THE PROBLEM: Transcribe each line exactly.

EXERCISE MATERIALS:
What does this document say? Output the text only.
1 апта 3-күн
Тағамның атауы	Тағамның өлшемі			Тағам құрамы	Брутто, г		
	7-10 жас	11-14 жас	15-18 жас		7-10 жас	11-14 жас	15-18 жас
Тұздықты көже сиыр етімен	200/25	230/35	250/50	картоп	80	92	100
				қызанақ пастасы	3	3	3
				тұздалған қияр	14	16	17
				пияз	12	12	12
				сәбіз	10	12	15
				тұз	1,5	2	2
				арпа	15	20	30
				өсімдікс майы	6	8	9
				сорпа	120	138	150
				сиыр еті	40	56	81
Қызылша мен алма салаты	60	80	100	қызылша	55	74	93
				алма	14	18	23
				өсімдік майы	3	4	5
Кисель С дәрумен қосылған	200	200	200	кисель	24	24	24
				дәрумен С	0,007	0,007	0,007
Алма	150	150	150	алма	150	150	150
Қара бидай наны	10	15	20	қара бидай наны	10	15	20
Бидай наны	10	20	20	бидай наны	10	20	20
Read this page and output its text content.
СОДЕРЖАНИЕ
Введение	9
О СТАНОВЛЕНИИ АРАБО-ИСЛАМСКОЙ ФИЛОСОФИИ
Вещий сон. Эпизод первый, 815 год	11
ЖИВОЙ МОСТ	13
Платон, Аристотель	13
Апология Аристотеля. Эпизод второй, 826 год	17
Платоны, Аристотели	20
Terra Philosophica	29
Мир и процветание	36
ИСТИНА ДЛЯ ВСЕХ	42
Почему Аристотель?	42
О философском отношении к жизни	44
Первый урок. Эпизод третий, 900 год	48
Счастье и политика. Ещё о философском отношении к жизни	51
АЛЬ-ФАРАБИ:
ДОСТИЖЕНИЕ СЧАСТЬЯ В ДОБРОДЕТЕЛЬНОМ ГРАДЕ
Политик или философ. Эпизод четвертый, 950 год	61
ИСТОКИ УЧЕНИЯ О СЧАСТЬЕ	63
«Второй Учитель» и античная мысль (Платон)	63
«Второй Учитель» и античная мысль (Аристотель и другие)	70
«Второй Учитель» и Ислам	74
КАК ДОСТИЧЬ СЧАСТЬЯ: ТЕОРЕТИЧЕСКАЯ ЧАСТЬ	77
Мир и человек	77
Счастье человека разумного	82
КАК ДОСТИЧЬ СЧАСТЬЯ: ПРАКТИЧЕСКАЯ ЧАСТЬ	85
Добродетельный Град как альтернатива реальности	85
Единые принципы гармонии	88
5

OUTPUT OF THE EXERCISE:
What does this document say? Output the text only.
1 апта 3-күн
Тағамның атауы	Тағамның өлшемі			Тағам құрамы	Брутто, г		
	7-10 жас	11-14 жас	15-18 жас		7-10 жас	11-14 жас	15-18 жас
Тұздықты көже сиыр етімен	200/25	230/35	250/50	картоп	80	92	100
				қызанақ пастасы	3	3	3
				тұздалған қияр	14	16	17
				пияз	12	12	12
				сәбіз	10	12	15
				тұз	1,5	2	2
				арпа	15	20	30
				өсімдікс майы	6	8	9
				сорпа	120	138	150
				сиыр еті	40	56	81
Қызылша мен алма салаты	60	80	100	қызылша	55	74	93
				алма	14	18	23
				өсімдік майы	3	4	5
Кисель С дәрумен қосылған	200	200	200	кисель	24	24	24
				дәрумен С	0,007	0,007	0,007
Алма	150	150	150	алма	150	150	150
Қара бидай наны	10	15	20	қара бидай наны	10	15	20
Бидай наны	10	20	20	бидай наны	10	20	20
Read this page and output its text content.
СОДЕРЖАНИЕ
Введение	9
О СТАНОВЛЕНИИ АРАБО-ИСЛАМСКОЙ ФИЛОСОФИИ
Вещий сон. Эпизод первый, 815 год	11
ЖИВОЙ МОСТ	13
Платон, Аристотель	13
Апология Аристотеля. Эпизод второй, 826 год	17
Платоны, Аристотели	20
Terra Philosophica	29
Мир и процветание	36
ИСТИНА ДЛЯ ВСЕХ	42
Почему Аристотель?	42
О философском отношении к жизни	44
Первый урок. Эпизод третий, 900 год	48
Счастье и политика. Ещё о философском отношении к жизни	51
АЛЬ-ФАРАБИ:
ДОСТИЖЕНИЕ СЧАСТЬЯ В ДОБРОДЕТЕЛЬНОМ ГРАДЕ
Политик или философ. Эпизод четвертый, 950 год	61
ИСТОКИ УЧЕНИЯ О СЧАСТЬЕ	63
«Второй Учитель» и античная мысль (Платон)	63
«Второй Учитель» и античная мысль (Аристотель и другие)	70
«Второй Учитель» и Ислам	74
КАК ДОСТИЧЬ СЧАСТЬЯ: ТЕОРЕТИЧЕСКАЯ ЧАСТЬ	77
Мир и человек	77
Счастье человека разумного	82
КАК ДОСТИЧЬ СЧАСТЬЯ: ПРАКТИЧЕСКАЯ ЧАСТЬ	85
Добродетельный Град как альтернатива реальности	85
Единые принципы гармонии	88
5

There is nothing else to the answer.